■ **TASK GOAL**: Check each line of the material below, and copy it if it holds the string "color".
— Start of RECORDS FOR PROCESSING —
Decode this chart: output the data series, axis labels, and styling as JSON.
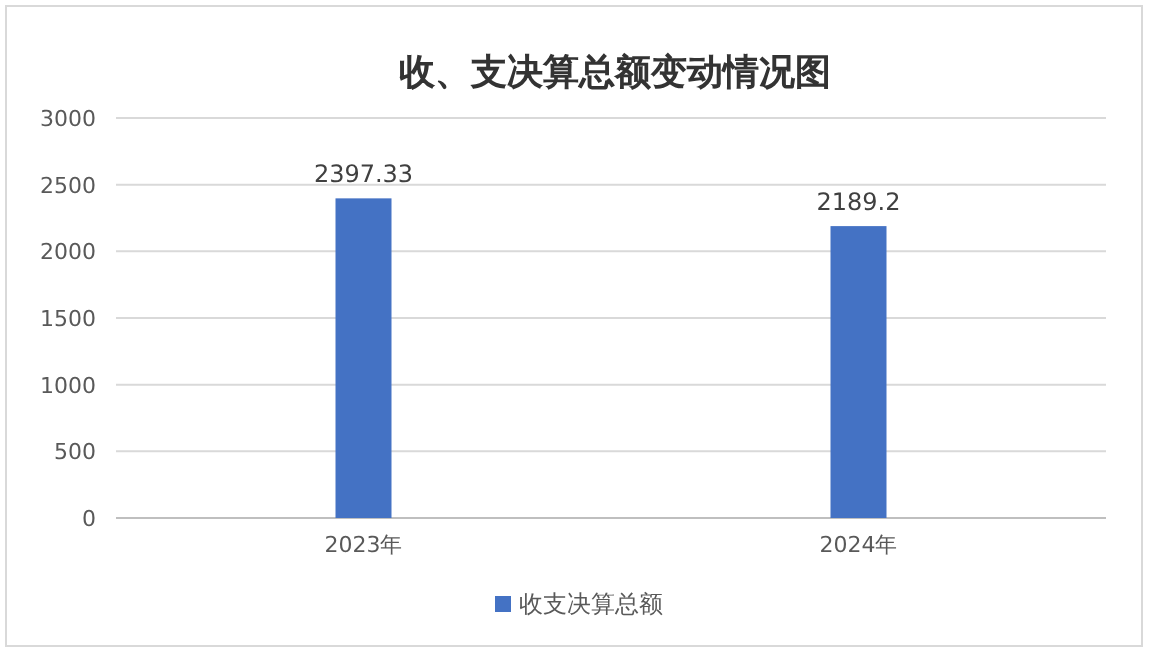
{
  "chart_data": {
    "type": "bar",
    "title": "收、支决算总额变动情况图",
    "categories": [
      "2023年",
      "2024年"
    ],
    "series": [
      {
        "name": "收支决算总额",
        "color": "#4472c4",
        "values": [
          2397.33,
          2189.2
        ]
      }
    ],
    "ylim": [
      0,
      3000
    ],
    "yticks": [
      0,
      500,
      1000,
      1500,
      2000,
      2500,
      3000
    ],
    "grid": "y",
    "data_labels": true,
    "legend": "bottom"
  }
}
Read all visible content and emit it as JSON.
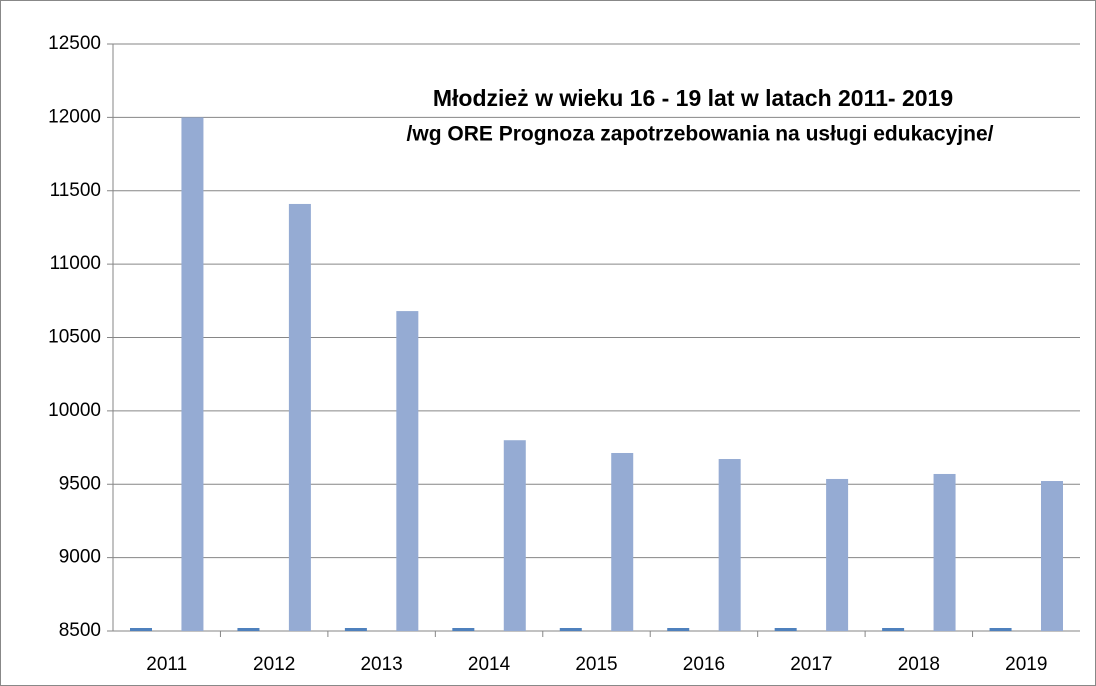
{
  "chart_data": {
    "type": "bar",
    "title": "Młodzież w wieku 16 - 19 lat w latach 2011- 2019",
    "subtitle": "/wg ORE Prognoza zapotrzebowania na usługi edukacyjne/",
    "categories": [
      "2011",
      "2012",
      "2013",
      "2014",
      "2015",
      "2016",
      "2017",
      "2018",
      "2019"
    ],
    "series": [
      {
        "color": "#4f81bd",
        "values": [
          2011,
          2012,
          2013,
          2014,
          2015,
          2016,
          2017,
          2018,
          2019
        ]
      },
      {
        "color": "#95abd3",
        "values": [
          12000,
          11410,
          10680,
          9800,
          9713,
          9672,
          9536,
          9570,
          9522
        ]
      }
    ],
    "ylim": [
      8500,
      12500
    ],
    "yticks": [
      8500,
      9000,
      9500,
      10000,
      10500,
      11000,
      11500,
      12000,
      12500
    ],
    "grid": true
  }
}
— End of RECORDS FOR PROCESSING —
■ **RESULT**:
        "color": "#4472c4",
        "color": "#4f81bd",
        "color": "#95abd3",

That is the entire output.